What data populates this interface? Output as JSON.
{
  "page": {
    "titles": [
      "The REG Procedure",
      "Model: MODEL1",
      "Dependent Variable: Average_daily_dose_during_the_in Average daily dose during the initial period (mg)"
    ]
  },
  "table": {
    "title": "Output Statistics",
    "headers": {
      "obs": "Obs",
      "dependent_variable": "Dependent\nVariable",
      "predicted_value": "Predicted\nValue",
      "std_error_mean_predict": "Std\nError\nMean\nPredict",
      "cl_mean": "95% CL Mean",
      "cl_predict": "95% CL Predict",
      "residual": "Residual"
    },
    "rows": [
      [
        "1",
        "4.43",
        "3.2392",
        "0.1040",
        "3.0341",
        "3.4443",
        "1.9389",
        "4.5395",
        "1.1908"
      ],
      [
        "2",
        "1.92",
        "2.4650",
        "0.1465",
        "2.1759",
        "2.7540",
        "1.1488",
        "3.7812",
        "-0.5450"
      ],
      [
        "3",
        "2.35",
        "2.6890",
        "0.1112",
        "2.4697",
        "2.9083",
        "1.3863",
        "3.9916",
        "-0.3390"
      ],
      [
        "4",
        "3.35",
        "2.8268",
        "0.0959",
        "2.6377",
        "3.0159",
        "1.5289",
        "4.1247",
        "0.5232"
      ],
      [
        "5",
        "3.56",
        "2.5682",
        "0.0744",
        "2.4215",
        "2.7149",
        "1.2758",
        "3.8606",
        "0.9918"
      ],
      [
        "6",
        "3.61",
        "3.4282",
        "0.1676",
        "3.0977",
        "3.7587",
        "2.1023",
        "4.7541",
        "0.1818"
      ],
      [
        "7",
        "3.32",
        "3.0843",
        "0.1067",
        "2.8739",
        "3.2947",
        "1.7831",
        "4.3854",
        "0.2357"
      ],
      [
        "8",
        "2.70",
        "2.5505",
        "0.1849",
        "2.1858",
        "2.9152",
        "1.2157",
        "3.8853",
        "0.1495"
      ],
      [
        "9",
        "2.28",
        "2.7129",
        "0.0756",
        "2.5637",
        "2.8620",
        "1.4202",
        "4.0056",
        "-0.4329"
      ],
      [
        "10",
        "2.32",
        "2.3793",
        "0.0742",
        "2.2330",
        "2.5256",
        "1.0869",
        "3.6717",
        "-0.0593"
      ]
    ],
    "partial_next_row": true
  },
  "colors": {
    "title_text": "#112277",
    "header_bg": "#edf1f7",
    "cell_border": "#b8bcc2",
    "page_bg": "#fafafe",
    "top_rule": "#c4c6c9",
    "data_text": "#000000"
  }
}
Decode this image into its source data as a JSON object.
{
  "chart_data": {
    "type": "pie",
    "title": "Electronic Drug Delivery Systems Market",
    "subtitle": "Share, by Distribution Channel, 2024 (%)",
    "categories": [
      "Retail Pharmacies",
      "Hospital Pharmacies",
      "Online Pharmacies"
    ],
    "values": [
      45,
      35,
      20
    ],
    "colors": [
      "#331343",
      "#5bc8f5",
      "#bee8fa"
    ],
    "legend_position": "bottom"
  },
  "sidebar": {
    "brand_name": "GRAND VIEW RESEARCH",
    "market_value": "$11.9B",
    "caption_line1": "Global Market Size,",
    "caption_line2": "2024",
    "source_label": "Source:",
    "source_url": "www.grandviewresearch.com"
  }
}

..........

• [WHAT THIS TASK INVOLVES]: Copy out each line of the records that holds the string "Pharmacies".

• [EXERCISE OUTPUT]:
      "Retail Pharmacies",
      "Hospital Pharmacies",
      "Online Pharmacies"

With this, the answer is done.